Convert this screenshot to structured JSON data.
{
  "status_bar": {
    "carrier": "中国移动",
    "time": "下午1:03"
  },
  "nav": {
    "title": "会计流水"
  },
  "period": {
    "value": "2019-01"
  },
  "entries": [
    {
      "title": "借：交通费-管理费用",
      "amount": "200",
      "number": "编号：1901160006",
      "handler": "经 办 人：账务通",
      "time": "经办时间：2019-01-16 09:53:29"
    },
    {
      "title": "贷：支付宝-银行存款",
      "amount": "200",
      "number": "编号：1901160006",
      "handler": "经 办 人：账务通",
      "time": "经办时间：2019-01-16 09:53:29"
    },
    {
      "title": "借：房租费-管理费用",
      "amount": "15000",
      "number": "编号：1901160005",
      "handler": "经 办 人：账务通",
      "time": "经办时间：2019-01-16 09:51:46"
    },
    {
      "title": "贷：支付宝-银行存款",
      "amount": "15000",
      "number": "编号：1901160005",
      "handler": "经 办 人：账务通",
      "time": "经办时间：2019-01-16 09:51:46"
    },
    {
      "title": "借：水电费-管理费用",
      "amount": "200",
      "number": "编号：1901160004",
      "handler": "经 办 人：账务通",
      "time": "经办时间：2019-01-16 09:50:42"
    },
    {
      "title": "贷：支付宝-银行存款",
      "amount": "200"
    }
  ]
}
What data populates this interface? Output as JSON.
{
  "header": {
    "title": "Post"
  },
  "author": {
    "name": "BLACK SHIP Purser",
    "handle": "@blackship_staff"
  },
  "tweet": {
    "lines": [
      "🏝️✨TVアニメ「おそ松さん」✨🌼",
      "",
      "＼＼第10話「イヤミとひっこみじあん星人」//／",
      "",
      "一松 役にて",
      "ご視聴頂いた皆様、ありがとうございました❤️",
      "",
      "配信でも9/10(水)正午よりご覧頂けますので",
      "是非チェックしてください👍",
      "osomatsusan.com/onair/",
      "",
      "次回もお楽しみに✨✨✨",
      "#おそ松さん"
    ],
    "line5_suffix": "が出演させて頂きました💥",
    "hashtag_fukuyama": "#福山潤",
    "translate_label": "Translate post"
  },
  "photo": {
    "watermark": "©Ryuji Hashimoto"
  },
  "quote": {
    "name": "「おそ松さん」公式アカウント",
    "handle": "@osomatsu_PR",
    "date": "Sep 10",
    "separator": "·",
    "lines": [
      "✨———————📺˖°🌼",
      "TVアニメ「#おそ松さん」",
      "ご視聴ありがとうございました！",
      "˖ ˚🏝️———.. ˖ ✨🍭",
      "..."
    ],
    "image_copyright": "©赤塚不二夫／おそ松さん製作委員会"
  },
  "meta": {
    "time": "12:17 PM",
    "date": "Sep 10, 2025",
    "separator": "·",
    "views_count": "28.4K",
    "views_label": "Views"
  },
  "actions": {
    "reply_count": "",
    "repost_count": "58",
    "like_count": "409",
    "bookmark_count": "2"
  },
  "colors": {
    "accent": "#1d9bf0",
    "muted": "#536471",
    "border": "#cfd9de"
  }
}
----------
◆ WHAT IS REQUIRED ◆
Every line of the data above should be copied exactly.

◆ SOLUTION FOR THIS EXERCISE ◆
Convert this screenshot to structured JSON data.
{
  "status_bar": {
    "carrier": "中国移动",
    "time": "下午1:03"
  },
  "nav": {
    "title": "会计流水"
  },
  "period": {
    "value": "2019-01"
  },
  "entries": [
    {
      "title": "借：交通费-管理费用",
      "amount": "200",
      "number": "编号：1901160006",
      "handler": "经 办 人：账务通",
      "time": "经办时间：2019-01-16 09:53:29"
    },
    {
      "title": "贷：支付宝-银行存款",
      "amount": "200",
      "number": "编号：1901160006",
      "handler": "经 办 人：账务通",
      "time": "经办时间：2019-01-16 09:53:29"
    },
    {
      "title": "借：房租费-管理费用",
      "amount": "15000",
      "number": "编号：1901160005",
      "handler": "经 办 人：账务通",
      "time": "经办时间：2019-01-16 09:51:46"
    },
    {
      "title": "贷：支付宝-银行存款",
      "amount": "15000",
      "number": "编号：1901160005",
      "handler": "经 办 人：账务通",
      "time": "经办时间：2019-01-16 09:51:46"
    },
    {
      "title": "借：水电费-管理费用",
      "amount": "200",
      "number": "编号：1901160004",
      "handler": "经 办 人：账务通",
      "time": "经办时间：2019-01-16 09:50:42"
    },
    {
      "title": "贷：支付宝-银行存款",
      "amount": "200"
    }
  ]
}
What data populates this interface? Output as JSON.
{
  "header": {
    "title": "Post"
  },
  "author": {
    "name": "BLACK SHIP Purser",
    "handle": "@blackship_staff"
  },
  "tweet": {
    "lines": [
      "🏝️✨TVアニメ「おそ松さん」✨🌼",
      "",
      "＼＼第10話「イヤミとひっこみじあん星人」//／",
      "",
      "一松 役にて",
      "ご視聴頂いた皆様、ありがとうございました❤️",
      "",
      "配信でも9/10(水)正午よりご覧頂けますので",
      "是非チェックしてください👍",
      "osomatsusan.com/onair/",
      "",
      "次回もお楽しみに✨✨✨",
      "#おそ松さん"
    ],
    "line5_suffix": "が出演させて頂きました💥",
    "hashtag_fukuyama": "#福山潤",
    "translate_label": "Translate post"
  },
  "photo": {
    "watermark": "©Ryuji Hashimoto"
  },
  "quote": {
    "name": "「おそ松さん」公式アカウント",
    "handle": "@osomatsu_PR",
    "date": "Sep 10",
    "separator": "·",
    "lines": [
      "✨———————📺˖°🌼",
      "TVアニメ「#おそ松さん」",
      "ご視聴ありがとうございました！",
      "˖ ˚🏝️———.. ˖ ✨🍭",
      "..."
    ],
    "image_copyright": "©赤塚不二夫／おそ松さん製作委員会"
  },
  "meta": {
    "time": "12:17 PM",
    "date": "Sep 10, 2025",
    "separator": "·",
    "views_count": "28.4K",
    "views_label": "Views"
  },
  "actions": {
    "reply_count": "",
    "repost_count": "58",
    "like_count": "409",
    "bookmark_count": "2"
  },
  "colors": {
    "accent": "#1d9bf0",
    "muted": "#536471",
    "border": "#cfd9de"
  }
}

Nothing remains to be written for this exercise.